__Problem description__: Search the material for "title" and show all lines that contain it.

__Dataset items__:
^^^^^^^^

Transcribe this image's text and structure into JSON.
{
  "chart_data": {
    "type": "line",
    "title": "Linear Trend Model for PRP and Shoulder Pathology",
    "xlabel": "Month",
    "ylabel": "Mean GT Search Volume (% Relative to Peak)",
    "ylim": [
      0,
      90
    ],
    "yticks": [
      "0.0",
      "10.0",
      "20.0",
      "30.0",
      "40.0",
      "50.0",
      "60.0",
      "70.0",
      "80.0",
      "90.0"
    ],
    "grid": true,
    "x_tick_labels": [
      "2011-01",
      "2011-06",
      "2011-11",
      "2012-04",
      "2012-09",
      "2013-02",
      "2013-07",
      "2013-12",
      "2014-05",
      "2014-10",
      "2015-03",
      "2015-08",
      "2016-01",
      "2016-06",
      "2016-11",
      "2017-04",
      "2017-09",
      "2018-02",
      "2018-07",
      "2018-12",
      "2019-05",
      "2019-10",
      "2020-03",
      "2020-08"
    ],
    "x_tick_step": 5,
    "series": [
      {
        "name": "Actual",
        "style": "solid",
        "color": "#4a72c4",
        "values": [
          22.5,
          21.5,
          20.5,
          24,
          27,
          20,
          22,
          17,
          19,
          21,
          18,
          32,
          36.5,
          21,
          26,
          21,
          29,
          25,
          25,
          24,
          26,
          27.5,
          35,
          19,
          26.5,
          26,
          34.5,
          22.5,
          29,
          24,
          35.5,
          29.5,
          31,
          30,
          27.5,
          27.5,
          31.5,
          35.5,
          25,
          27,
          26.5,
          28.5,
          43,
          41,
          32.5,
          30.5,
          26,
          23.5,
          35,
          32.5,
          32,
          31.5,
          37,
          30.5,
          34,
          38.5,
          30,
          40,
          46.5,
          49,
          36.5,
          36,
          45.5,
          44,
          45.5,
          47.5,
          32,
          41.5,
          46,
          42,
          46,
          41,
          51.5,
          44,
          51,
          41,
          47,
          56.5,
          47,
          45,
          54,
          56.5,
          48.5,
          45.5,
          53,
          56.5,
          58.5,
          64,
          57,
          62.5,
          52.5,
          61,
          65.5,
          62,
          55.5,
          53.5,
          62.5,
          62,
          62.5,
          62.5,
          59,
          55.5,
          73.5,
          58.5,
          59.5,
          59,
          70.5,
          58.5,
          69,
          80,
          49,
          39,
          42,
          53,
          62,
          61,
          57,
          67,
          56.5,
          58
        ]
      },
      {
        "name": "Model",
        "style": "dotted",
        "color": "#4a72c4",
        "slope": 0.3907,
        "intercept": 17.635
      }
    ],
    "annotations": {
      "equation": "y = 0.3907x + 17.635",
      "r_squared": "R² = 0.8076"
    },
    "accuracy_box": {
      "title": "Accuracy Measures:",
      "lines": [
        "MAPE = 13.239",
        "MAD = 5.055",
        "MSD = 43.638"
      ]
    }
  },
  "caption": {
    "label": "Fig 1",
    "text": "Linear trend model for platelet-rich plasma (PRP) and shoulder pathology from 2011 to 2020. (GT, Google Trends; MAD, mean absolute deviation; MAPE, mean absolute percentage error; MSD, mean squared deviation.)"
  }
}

^^^^^^^^

__Reply to the task__:
    "title": "Linear Trend Model for PRP and Shoulder Pathology",
      "title": "Accuracy Measures:",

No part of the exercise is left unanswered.